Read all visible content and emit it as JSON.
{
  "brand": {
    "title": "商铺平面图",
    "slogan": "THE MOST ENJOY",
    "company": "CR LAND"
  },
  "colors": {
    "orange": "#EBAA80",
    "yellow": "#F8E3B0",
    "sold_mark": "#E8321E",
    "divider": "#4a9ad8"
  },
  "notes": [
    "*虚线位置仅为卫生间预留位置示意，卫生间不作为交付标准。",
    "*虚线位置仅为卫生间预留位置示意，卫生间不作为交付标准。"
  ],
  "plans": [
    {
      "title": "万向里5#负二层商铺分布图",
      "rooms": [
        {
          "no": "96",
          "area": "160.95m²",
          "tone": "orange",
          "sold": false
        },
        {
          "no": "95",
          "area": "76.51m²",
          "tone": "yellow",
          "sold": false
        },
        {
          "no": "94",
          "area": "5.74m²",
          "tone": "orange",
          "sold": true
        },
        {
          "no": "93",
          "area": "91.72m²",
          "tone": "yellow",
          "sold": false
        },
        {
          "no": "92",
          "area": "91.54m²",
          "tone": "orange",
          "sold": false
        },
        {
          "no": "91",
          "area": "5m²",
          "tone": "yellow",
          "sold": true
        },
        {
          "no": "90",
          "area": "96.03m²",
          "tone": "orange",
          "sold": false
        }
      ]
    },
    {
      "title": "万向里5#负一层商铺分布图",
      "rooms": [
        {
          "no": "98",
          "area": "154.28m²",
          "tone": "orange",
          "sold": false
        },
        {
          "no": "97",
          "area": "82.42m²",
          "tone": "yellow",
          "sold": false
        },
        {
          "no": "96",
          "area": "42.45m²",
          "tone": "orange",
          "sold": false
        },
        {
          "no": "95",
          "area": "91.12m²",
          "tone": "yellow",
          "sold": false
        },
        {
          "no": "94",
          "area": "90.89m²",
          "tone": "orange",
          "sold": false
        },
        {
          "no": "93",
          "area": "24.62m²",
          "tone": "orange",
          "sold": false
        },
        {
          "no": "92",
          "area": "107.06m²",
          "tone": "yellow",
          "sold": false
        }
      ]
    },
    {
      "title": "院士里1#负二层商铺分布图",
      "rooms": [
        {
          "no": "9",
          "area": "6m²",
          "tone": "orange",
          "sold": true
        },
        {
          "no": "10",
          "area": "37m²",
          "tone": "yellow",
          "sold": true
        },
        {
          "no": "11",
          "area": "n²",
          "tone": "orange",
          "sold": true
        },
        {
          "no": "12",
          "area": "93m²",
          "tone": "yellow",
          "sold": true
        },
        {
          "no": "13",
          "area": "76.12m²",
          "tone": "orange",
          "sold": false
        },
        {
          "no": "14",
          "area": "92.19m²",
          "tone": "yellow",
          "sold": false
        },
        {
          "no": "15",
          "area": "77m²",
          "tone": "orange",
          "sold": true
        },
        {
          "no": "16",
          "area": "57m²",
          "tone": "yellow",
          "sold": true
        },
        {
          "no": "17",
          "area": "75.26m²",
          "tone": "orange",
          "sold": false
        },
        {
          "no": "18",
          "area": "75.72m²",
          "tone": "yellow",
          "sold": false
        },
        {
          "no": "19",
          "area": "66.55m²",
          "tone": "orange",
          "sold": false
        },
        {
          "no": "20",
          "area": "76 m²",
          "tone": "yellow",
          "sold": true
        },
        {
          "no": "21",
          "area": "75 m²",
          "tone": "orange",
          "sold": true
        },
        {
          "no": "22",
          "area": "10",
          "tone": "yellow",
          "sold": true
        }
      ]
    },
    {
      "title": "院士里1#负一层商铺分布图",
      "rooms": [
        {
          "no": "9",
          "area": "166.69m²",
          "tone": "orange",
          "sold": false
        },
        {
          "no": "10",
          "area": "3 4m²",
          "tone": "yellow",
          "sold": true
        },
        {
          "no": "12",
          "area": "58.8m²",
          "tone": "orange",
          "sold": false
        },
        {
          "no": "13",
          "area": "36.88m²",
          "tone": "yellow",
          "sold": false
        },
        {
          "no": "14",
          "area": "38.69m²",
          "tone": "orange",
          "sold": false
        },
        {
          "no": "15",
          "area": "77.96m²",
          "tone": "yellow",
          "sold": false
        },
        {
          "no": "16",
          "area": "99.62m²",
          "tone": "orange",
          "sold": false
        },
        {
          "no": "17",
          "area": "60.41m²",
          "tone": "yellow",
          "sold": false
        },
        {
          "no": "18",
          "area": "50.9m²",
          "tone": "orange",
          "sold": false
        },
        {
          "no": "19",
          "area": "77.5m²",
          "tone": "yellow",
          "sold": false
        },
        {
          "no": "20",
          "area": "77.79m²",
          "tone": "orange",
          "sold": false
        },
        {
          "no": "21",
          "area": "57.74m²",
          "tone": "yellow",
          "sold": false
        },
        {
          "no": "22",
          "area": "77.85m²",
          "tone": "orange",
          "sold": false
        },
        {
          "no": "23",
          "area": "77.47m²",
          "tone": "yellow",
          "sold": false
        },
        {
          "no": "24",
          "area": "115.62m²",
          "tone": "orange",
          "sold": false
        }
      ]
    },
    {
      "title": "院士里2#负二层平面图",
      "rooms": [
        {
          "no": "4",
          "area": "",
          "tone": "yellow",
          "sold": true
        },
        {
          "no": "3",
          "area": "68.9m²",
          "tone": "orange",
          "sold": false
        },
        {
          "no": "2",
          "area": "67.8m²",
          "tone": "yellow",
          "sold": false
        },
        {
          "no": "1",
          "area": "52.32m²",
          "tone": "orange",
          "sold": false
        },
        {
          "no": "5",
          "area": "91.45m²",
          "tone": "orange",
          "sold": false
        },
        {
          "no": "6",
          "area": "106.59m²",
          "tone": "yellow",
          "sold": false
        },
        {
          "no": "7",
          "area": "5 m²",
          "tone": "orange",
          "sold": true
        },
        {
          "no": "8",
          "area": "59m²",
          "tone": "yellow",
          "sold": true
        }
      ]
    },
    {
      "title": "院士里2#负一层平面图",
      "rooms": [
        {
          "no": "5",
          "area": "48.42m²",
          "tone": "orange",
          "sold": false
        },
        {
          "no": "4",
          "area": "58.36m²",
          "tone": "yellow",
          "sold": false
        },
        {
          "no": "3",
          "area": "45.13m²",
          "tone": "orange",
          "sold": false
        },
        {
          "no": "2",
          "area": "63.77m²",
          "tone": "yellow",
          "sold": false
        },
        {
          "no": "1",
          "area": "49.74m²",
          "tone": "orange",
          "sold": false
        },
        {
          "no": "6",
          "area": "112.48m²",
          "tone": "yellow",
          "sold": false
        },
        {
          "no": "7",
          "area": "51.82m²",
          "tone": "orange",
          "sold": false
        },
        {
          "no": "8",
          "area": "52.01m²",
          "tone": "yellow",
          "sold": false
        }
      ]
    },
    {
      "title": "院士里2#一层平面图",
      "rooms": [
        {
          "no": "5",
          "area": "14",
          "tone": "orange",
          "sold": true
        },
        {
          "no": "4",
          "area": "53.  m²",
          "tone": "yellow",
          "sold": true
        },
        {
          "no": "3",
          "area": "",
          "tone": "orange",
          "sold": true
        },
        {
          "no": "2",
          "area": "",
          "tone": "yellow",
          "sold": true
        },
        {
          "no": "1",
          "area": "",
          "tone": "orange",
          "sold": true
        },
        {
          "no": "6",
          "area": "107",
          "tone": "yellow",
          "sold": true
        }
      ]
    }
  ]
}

============================================================

Look through the entries above and list every line containing "title".

    "title": "商铺平面图",
      "title": "万向里5#负二层商铺分布图",
      "title": "万向里5#负一层商铺分布图",
      "title": "院士里1#负二层商铺分布图",
      "title": "院士里1#负一层商铺分布图",
      "title": "院士里2#负二层平面图",
      "title": "院士里2#负一层平面图",
      "title": "院士里2#一层平面图",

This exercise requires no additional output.